**GOAL**. Reading the listing below, count the lines that contain the word "from" and give that count alone.

Extracted data entries
"""

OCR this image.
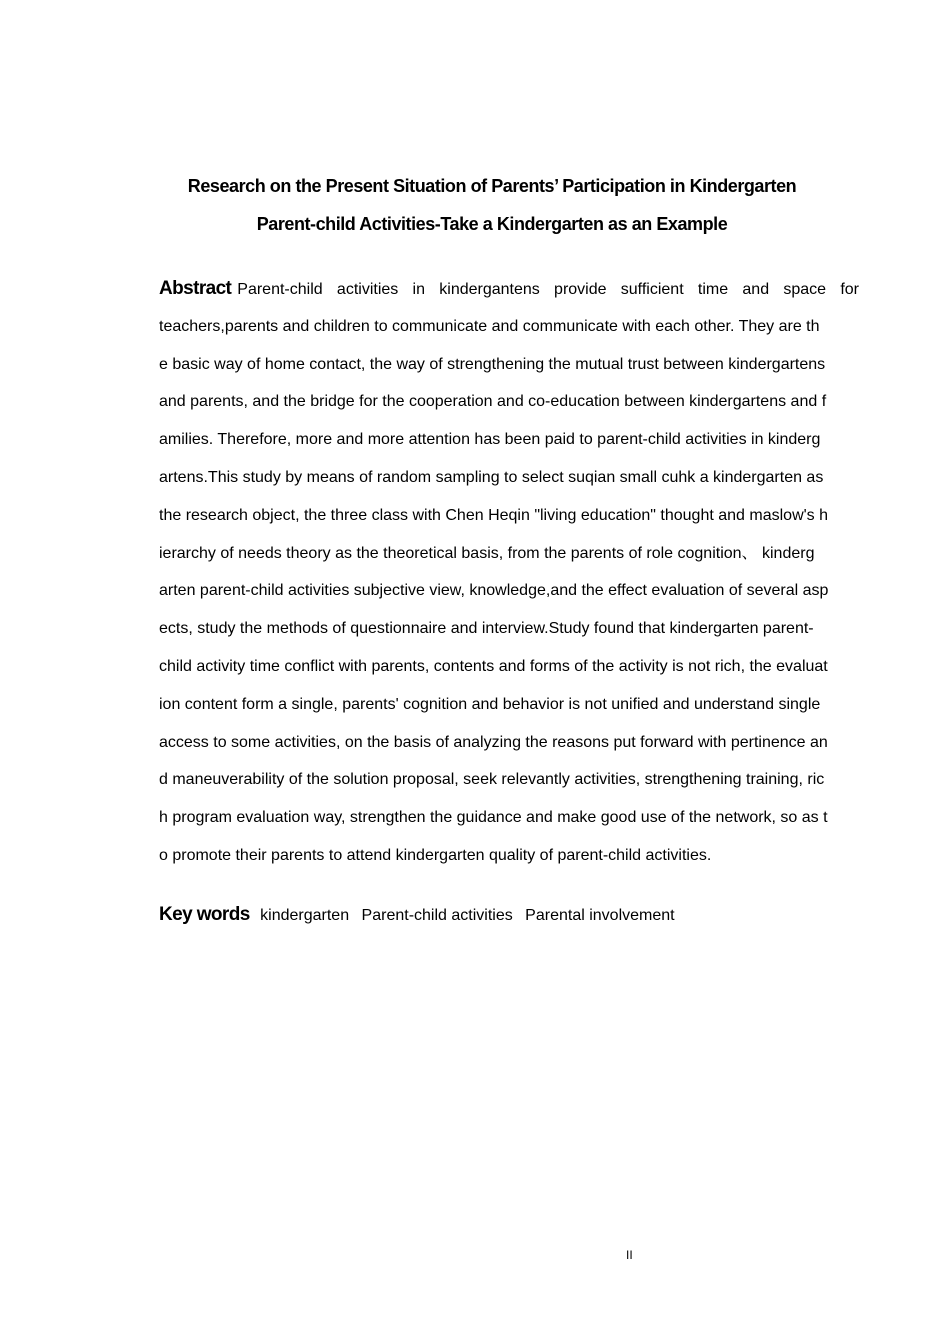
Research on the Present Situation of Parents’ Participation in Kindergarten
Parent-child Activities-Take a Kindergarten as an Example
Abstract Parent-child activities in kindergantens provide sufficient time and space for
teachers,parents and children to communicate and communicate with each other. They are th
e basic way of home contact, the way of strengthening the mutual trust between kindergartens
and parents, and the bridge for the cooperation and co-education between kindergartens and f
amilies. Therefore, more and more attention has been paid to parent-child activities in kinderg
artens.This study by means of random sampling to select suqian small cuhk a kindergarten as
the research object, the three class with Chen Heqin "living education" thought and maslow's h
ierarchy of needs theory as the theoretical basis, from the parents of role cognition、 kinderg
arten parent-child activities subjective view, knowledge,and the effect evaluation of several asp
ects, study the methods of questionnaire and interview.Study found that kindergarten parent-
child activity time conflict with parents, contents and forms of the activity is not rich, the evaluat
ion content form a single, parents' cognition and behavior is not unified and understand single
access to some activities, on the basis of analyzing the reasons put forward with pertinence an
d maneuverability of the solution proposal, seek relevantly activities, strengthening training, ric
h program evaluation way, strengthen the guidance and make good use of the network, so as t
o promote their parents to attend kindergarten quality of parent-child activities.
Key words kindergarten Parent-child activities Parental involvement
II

"""
"""

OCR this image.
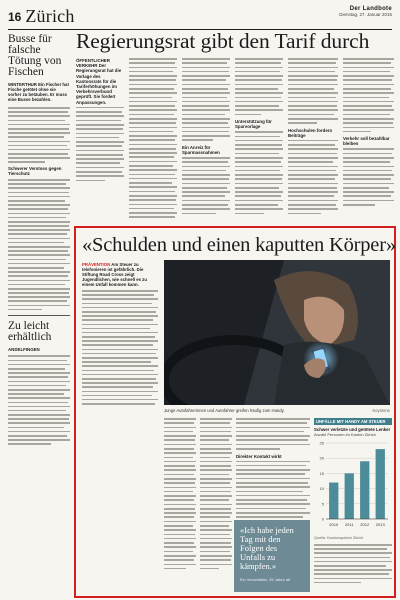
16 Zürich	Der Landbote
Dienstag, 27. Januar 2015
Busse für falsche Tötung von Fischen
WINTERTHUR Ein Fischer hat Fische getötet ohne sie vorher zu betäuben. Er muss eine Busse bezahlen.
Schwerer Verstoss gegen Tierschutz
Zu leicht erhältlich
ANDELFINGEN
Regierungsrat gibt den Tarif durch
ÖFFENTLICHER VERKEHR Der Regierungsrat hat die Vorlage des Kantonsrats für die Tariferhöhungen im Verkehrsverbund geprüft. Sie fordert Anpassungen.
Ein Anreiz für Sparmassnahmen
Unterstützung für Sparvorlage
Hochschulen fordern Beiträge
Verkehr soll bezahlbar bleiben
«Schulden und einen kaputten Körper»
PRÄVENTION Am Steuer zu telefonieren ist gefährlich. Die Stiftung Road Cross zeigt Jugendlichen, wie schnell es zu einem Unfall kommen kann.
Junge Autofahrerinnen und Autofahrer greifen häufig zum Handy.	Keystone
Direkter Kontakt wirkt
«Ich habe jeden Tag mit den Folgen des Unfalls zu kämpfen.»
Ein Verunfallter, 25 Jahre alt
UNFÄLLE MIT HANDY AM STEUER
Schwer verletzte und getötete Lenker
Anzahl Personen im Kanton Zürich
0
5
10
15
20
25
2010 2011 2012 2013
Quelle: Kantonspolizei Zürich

"""
"""

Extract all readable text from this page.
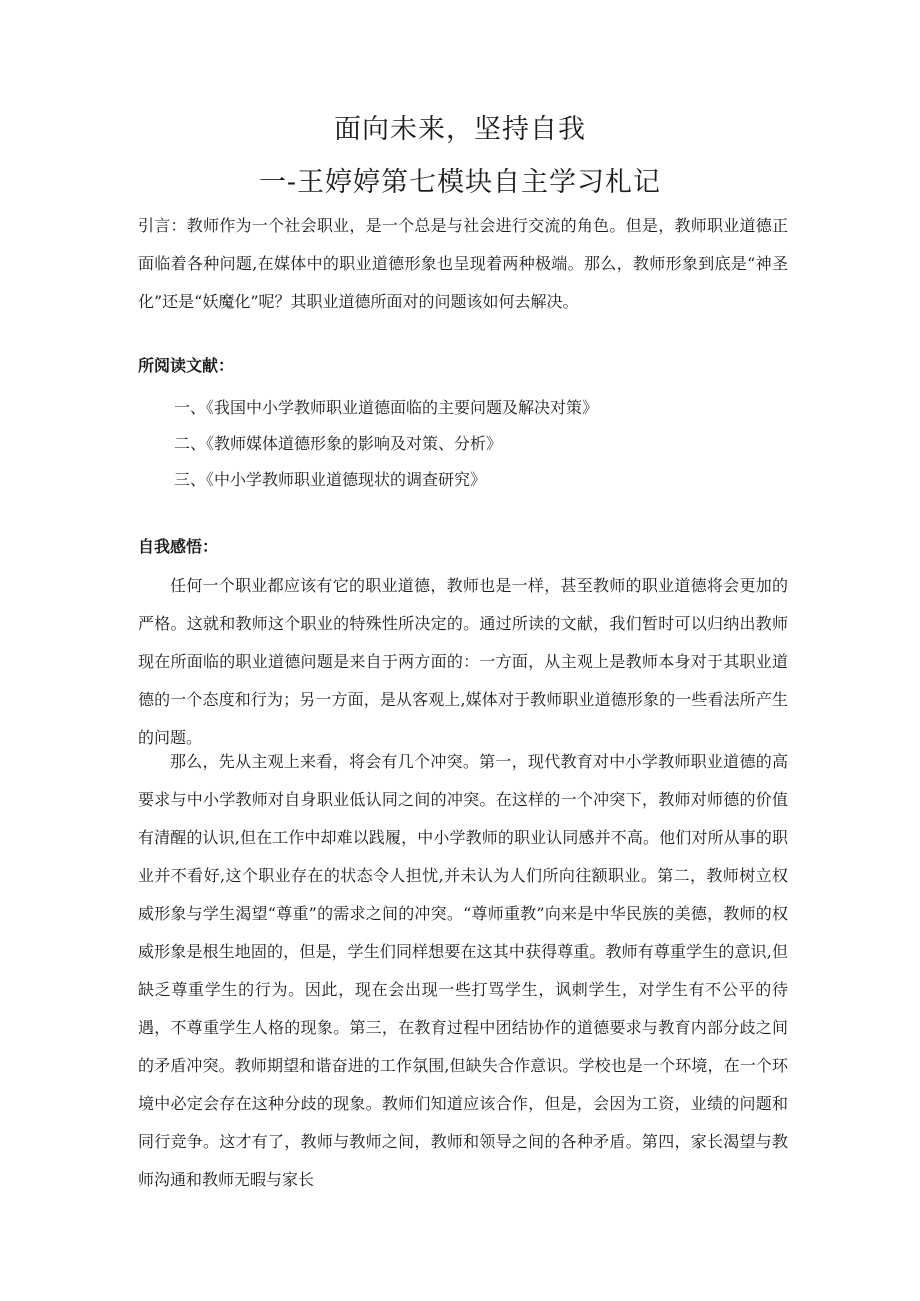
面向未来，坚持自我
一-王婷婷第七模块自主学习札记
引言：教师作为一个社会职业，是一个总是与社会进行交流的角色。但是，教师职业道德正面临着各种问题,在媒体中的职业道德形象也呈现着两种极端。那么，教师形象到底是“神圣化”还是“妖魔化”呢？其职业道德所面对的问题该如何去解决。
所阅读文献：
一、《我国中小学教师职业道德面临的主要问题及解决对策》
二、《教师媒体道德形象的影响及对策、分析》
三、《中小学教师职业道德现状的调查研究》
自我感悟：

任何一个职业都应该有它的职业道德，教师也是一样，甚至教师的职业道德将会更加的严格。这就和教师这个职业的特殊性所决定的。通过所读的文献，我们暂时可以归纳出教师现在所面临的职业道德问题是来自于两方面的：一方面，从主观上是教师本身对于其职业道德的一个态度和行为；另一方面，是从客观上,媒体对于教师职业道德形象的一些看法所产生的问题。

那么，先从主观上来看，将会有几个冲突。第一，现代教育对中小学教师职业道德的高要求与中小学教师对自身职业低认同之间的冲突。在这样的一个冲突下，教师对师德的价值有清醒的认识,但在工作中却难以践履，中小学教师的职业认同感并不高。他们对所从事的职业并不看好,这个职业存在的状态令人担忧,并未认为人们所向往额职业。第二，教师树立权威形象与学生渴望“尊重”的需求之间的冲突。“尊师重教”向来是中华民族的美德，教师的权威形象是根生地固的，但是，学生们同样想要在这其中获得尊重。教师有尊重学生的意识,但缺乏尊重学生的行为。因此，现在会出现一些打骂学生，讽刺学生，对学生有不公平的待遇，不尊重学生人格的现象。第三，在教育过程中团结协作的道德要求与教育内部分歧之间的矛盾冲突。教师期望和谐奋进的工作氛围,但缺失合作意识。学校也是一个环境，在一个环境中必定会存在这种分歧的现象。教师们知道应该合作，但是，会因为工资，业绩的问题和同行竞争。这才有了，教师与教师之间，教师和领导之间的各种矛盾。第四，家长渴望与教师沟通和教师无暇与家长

"""

**SOLUTION TO THE PROBLEM**. 2